• _Directions for this task_
Each line of the material below that holds the word "generosity" needs to be copied.

══ Materials provided ══

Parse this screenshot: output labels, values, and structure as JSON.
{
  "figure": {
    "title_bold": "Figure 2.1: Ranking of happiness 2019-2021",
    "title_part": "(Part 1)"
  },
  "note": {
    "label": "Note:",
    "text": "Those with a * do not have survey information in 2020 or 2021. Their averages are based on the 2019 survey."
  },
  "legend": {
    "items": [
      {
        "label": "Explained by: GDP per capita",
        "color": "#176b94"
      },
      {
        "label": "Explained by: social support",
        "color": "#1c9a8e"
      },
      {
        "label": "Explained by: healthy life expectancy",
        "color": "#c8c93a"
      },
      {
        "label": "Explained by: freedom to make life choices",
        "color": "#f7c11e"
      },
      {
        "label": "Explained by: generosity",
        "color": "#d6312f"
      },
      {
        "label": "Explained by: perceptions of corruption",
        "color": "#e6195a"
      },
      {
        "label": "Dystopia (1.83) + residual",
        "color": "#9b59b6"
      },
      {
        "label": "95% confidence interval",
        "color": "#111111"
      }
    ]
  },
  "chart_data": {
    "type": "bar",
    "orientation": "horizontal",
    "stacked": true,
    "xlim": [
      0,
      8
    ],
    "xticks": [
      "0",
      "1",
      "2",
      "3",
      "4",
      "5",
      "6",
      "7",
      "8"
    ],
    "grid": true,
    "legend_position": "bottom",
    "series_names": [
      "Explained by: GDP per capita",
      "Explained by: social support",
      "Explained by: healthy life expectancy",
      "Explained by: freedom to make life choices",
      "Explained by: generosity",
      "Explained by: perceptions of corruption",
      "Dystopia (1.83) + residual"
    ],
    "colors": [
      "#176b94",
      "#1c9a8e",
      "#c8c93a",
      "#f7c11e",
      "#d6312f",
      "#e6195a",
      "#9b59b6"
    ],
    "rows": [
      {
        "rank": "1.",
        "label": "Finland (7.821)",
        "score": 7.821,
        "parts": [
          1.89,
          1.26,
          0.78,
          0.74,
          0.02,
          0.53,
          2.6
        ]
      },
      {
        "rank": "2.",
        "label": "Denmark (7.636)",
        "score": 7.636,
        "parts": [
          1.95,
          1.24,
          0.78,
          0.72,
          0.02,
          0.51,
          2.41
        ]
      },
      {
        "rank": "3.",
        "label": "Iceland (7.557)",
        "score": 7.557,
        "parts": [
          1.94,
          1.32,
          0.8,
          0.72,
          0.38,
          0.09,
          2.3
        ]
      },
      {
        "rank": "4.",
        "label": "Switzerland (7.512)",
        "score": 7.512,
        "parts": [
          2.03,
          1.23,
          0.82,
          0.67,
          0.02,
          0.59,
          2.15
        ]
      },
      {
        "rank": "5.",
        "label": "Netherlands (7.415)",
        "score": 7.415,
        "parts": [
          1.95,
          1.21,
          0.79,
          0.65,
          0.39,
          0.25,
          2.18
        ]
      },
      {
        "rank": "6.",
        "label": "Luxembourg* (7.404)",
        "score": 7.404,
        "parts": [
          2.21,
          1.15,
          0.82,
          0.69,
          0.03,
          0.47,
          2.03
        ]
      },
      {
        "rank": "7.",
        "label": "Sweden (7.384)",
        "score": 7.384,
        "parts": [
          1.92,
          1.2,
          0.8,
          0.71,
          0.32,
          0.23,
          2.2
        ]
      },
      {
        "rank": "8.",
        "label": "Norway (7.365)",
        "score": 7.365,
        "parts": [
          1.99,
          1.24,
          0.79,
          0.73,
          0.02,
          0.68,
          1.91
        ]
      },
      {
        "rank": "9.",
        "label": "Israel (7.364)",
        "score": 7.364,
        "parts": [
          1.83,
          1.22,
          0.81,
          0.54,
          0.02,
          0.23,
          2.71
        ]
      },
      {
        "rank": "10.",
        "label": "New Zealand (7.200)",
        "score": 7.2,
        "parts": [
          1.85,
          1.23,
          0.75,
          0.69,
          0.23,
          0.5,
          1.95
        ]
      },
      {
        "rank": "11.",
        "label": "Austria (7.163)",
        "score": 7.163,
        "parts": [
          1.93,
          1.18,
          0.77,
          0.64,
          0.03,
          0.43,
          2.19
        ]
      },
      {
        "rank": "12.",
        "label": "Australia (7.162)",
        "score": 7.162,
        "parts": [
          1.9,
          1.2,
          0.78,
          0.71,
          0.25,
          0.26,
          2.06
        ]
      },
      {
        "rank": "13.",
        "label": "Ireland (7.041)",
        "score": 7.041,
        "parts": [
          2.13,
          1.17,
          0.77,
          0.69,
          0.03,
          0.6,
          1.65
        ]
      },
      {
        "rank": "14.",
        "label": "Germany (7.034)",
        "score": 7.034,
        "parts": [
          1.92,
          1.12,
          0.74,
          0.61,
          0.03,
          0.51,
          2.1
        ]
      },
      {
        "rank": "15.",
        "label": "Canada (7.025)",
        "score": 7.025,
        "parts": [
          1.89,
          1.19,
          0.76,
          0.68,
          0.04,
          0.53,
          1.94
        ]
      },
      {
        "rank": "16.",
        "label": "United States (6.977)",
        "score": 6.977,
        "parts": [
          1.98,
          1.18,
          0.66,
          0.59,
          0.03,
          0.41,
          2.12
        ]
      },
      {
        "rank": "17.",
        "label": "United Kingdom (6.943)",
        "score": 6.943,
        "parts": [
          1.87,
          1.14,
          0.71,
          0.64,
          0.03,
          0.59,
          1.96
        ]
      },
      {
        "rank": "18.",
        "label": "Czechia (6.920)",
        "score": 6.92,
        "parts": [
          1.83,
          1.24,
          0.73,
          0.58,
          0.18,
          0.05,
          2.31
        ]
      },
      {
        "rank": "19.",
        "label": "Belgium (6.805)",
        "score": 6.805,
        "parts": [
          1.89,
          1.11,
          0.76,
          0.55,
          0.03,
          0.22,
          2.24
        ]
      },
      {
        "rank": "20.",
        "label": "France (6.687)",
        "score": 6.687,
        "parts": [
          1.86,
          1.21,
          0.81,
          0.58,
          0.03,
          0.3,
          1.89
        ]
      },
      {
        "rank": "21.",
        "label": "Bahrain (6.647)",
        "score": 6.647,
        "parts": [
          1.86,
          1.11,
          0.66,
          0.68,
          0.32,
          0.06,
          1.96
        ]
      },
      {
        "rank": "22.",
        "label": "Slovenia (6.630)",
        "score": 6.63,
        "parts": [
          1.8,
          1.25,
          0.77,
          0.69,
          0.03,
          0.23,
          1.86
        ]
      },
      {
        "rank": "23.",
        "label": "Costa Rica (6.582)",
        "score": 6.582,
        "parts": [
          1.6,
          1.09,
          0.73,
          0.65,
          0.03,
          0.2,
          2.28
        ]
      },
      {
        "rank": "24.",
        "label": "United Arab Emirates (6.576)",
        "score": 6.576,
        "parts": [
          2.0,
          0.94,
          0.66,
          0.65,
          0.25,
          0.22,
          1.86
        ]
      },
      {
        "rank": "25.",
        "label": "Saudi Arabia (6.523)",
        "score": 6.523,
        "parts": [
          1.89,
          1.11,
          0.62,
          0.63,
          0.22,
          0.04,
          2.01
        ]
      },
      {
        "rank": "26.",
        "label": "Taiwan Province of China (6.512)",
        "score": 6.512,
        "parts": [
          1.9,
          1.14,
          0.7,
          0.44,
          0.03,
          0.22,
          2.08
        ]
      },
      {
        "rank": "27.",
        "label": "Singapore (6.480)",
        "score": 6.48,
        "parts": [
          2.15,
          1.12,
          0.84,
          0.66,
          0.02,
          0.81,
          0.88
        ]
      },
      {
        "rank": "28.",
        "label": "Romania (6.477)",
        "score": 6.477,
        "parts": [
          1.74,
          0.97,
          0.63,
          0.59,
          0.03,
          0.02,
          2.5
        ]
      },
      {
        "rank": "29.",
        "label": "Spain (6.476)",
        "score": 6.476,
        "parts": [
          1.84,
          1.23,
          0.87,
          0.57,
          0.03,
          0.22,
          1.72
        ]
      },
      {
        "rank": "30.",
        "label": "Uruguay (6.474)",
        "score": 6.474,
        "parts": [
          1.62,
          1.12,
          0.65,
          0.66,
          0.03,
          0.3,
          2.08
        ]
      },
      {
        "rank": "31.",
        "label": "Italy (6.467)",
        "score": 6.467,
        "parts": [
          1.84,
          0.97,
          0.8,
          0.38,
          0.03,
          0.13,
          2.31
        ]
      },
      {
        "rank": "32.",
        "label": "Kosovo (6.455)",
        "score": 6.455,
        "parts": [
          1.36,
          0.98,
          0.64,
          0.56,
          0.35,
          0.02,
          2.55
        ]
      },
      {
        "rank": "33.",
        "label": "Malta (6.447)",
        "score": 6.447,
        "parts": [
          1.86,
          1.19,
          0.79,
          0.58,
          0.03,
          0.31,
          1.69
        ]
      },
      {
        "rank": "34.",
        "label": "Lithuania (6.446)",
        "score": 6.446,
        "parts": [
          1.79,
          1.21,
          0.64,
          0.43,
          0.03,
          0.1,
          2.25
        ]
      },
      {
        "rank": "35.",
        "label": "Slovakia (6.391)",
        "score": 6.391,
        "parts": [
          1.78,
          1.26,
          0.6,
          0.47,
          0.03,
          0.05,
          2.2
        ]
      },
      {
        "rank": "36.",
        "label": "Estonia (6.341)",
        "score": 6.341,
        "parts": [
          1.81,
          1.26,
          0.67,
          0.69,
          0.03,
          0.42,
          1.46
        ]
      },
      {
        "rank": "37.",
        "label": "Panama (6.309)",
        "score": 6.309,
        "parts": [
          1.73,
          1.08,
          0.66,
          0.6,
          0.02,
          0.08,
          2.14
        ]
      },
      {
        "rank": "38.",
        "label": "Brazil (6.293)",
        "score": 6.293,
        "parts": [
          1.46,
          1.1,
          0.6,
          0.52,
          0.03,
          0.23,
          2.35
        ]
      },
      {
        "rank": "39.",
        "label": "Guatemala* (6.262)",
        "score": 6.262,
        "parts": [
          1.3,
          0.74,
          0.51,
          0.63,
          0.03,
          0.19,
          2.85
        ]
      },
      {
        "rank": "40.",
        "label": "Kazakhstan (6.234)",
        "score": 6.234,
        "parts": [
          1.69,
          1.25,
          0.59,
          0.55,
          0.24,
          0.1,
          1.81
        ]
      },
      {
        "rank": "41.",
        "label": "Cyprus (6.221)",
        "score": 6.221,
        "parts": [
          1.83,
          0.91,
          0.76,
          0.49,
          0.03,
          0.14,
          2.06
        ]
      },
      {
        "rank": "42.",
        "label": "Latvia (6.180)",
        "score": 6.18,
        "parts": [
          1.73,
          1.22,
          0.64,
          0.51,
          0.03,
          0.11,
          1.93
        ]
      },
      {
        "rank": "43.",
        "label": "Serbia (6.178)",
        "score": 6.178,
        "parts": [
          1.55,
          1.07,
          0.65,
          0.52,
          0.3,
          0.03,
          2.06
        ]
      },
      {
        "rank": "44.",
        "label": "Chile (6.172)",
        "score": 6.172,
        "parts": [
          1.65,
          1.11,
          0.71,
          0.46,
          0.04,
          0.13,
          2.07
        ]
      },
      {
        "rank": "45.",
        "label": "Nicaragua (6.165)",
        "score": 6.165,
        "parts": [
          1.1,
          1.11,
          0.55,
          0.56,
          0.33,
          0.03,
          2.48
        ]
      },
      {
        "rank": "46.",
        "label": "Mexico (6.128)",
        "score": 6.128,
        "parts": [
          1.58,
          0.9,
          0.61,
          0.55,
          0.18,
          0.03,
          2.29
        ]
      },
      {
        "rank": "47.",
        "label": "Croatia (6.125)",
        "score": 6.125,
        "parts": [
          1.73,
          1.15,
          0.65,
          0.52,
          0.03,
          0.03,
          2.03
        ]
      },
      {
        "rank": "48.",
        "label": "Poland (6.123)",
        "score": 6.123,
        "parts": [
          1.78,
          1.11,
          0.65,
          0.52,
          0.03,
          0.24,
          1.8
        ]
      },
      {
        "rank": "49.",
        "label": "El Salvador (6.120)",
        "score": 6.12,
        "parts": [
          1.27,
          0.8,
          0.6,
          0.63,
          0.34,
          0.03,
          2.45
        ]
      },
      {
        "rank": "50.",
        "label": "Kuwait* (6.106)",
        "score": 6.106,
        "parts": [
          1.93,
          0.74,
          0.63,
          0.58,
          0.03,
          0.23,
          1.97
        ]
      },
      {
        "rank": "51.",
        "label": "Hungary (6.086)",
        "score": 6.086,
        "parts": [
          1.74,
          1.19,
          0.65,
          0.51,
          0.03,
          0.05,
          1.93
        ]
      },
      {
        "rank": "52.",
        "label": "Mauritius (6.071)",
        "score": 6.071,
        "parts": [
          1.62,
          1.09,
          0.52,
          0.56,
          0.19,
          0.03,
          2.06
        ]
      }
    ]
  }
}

═══

• _Written solution_
        "label": "Explained by: generosity",
      "Explained by: generosity",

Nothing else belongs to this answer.